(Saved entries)

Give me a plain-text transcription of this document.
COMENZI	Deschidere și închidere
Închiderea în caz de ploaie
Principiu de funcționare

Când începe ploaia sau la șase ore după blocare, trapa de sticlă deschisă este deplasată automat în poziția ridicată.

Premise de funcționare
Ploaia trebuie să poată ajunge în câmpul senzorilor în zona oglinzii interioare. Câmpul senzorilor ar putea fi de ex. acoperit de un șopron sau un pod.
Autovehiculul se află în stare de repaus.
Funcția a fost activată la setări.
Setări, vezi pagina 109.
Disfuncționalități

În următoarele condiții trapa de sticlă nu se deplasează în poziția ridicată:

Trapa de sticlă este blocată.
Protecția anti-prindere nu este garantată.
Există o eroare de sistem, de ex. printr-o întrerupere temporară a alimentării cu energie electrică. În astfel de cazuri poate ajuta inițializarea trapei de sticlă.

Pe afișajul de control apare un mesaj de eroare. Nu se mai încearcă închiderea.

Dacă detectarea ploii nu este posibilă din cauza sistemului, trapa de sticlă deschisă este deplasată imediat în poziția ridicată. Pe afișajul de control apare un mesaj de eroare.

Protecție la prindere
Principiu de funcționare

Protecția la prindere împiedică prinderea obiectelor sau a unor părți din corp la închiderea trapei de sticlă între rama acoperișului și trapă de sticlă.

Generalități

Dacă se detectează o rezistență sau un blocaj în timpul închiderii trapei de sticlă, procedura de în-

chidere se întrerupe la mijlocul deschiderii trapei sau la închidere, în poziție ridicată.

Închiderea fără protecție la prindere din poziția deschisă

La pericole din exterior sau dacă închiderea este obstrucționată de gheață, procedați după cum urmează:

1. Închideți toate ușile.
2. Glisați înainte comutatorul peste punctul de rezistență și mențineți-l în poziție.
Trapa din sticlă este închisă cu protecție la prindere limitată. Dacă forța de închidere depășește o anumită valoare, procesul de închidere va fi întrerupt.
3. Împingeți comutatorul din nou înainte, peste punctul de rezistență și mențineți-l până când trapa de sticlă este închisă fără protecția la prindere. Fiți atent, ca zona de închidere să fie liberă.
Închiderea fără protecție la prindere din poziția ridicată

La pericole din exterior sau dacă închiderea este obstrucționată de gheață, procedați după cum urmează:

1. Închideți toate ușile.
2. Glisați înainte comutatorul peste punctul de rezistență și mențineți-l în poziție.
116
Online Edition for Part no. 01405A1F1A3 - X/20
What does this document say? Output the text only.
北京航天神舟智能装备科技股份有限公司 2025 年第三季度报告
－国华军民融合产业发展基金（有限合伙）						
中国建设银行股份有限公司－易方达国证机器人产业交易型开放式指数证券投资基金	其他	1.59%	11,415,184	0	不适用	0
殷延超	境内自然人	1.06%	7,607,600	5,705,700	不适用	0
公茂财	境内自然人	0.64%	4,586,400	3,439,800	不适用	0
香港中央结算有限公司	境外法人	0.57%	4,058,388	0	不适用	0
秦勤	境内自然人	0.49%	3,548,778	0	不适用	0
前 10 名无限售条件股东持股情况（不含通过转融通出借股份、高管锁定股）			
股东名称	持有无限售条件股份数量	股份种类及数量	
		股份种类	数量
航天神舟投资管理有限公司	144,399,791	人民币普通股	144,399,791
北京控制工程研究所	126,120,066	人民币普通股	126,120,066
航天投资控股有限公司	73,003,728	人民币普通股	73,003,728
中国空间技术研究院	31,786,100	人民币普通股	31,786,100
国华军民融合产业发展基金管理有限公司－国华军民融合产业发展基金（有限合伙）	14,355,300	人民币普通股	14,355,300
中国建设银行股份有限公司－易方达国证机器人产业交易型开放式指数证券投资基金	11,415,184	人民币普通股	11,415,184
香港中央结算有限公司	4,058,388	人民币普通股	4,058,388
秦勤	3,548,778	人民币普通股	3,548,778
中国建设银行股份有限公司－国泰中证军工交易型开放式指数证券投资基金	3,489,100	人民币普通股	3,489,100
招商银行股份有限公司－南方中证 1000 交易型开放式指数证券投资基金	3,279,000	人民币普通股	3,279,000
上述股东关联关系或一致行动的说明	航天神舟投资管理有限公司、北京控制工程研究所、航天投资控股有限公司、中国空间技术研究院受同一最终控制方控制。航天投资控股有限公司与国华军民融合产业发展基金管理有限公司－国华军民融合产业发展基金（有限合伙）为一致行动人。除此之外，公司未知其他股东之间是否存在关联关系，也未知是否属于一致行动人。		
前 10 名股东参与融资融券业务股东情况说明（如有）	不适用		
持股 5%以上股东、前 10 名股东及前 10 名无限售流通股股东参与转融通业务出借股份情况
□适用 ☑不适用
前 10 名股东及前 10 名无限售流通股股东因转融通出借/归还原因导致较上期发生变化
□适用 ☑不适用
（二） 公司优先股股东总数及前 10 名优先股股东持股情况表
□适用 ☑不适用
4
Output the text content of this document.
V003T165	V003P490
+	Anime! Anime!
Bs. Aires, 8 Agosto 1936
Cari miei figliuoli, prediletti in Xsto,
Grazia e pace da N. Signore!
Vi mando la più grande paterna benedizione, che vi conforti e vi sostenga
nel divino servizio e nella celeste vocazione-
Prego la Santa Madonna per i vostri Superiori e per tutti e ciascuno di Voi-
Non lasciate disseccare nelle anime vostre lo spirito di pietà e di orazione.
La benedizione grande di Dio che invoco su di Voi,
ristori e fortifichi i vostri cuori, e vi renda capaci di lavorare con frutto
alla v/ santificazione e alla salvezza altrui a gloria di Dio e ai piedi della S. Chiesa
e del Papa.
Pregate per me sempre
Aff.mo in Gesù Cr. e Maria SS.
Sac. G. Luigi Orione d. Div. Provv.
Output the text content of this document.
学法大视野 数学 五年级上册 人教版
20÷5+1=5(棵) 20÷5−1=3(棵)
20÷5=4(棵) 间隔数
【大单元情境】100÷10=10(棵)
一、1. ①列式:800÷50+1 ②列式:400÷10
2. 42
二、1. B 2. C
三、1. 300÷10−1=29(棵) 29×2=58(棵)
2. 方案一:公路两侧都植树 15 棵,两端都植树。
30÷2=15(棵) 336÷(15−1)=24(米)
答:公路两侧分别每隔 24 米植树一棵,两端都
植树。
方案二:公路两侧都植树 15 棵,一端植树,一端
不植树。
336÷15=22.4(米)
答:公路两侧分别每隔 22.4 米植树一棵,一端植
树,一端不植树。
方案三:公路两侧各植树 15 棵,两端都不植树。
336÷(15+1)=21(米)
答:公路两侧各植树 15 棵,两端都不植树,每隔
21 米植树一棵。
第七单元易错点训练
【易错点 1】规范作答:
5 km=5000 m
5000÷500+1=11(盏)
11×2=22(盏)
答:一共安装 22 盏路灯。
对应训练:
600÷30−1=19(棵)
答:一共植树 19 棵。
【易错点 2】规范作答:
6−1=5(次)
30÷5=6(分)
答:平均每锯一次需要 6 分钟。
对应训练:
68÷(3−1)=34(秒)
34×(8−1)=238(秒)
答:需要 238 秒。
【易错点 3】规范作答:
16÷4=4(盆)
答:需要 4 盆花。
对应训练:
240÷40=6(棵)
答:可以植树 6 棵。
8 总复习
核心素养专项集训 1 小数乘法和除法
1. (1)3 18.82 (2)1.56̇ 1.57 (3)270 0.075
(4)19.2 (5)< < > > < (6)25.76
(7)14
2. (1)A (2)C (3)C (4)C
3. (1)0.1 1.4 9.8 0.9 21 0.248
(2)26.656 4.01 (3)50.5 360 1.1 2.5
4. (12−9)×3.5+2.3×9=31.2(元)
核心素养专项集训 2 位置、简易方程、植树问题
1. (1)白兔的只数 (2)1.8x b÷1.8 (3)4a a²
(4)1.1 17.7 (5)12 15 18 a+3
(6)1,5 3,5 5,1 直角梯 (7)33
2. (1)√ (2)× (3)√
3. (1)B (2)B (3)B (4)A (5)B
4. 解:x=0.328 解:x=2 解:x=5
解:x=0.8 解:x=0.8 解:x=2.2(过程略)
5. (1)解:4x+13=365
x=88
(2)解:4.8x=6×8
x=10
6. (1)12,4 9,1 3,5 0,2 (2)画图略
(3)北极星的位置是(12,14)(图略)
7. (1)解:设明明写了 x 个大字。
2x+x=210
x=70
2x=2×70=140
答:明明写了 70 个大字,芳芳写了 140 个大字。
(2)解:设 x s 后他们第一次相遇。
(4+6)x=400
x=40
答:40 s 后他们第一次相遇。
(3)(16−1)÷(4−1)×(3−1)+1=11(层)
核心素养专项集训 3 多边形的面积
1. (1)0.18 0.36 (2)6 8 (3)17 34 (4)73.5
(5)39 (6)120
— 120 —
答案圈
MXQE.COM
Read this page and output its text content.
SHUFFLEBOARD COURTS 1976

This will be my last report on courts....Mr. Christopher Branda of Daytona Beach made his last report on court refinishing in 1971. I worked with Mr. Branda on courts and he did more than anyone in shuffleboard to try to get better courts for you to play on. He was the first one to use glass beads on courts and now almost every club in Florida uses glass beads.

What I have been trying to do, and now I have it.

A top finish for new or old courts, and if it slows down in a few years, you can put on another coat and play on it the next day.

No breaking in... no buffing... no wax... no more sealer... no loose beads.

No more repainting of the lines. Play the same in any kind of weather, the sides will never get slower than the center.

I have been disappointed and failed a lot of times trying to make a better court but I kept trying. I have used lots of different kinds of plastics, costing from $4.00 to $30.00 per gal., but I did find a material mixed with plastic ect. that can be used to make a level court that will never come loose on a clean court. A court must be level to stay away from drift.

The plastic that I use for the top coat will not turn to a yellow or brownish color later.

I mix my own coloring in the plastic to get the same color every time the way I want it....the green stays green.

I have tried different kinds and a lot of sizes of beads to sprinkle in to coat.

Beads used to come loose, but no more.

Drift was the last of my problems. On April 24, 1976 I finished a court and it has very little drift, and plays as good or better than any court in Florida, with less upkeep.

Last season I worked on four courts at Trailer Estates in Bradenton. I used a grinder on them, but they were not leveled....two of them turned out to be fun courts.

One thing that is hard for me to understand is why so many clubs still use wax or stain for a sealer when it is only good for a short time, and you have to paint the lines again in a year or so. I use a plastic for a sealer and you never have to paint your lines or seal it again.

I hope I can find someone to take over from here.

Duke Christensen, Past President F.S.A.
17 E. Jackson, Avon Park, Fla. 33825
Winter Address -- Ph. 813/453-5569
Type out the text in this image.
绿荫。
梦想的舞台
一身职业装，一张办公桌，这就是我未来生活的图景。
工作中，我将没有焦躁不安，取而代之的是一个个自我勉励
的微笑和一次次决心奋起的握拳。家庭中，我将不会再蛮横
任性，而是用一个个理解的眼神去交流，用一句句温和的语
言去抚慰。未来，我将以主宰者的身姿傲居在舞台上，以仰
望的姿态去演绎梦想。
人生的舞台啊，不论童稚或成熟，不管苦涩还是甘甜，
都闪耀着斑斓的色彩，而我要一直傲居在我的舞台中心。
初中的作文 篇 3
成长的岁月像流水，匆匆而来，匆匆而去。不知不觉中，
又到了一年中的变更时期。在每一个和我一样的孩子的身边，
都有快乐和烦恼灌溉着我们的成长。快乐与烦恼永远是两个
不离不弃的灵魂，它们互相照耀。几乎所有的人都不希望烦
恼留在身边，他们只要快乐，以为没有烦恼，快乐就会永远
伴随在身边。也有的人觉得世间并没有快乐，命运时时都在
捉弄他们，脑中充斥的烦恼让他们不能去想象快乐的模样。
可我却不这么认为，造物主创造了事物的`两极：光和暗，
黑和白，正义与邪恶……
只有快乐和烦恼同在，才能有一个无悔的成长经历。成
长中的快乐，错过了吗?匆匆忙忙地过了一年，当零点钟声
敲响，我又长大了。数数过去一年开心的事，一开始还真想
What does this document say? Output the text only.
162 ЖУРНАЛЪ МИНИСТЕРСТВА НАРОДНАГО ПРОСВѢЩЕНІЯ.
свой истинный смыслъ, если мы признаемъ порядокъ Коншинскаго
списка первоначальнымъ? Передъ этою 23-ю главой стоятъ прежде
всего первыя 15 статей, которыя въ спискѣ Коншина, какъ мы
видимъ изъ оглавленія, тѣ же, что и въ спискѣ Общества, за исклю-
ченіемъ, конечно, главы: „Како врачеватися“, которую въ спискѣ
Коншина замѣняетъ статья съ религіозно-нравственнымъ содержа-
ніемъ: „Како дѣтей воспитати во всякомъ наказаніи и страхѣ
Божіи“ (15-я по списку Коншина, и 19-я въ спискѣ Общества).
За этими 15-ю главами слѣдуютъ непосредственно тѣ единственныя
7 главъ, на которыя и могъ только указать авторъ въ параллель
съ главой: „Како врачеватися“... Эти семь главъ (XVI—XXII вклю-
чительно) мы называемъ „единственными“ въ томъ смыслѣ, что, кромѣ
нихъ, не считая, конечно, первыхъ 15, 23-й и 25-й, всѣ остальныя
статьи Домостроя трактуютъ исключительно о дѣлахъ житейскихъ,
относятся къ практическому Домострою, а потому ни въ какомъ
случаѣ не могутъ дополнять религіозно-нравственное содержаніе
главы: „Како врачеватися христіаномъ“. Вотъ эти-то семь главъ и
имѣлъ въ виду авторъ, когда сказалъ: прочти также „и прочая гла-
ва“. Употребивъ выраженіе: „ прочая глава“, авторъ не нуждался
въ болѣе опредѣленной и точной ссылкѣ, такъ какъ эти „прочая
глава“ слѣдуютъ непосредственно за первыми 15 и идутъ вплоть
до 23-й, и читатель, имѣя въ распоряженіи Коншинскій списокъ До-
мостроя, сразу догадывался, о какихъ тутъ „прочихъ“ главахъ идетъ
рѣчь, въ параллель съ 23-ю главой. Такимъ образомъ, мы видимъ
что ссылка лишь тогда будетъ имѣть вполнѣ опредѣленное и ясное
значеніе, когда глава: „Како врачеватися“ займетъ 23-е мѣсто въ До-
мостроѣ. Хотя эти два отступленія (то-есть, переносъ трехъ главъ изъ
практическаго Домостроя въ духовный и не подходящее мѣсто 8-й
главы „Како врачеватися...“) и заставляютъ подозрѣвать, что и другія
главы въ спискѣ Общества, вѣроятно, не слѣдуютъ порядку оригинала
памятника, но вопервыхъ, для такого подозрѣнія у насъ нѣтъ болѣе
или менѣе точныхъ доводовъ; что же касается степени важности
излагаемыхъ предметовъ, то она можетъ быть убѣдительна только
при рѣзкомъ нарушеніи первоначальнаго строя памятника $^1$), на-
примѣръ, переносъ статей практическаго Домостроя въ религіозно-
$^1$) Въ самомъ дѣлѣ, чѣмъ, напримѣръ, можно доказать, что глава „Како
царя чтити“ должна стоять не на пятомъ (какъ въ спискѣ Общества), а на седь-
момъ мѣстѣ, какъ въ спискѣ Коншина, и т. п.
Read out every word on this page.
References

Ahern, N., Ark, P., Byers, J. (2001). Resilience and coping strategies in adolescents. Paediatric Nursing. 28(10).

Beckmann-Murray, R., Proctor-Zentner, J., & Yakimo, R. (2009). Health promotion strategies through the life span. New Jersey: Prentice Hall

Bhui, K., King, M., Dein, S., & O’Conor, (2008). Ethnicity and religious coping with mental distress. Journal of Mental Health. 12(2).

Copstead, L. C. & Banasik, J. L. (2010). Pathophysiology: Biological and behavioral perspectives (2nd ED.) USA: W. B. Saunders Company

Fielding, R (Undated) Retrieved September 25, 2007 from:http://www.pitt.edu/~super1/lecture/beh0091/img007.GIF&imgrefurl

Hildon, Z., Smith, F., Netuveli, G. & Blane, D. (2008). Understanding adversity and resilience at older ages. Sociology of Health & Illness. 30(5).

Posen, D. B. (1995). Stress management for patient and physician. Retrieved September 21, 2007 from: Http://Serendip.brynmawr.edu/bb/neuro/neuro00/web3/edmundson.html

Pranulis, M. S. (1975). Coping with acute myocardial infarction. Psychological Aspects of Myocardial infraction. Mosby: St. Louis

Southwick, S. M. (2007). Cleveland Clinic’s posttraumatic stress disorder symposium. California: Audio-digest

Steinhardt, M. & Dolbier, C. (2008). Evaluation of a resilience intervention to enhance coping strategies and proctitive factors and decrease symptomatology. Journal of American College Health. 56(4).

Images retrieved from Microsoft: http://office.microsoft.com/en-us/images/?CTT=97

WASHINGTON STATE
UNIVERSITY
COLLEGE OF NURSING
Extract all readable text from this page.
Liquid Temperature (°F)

• _The exercise_
Identify each line of the material where the word "статей" shows up, and copy it.

• _Final answer_
всего первыя 15 статей, которыя въ спискѣ Коншина, какъ мы
примѣръ, переносъ статей практическаго Домостроя въ религіозно-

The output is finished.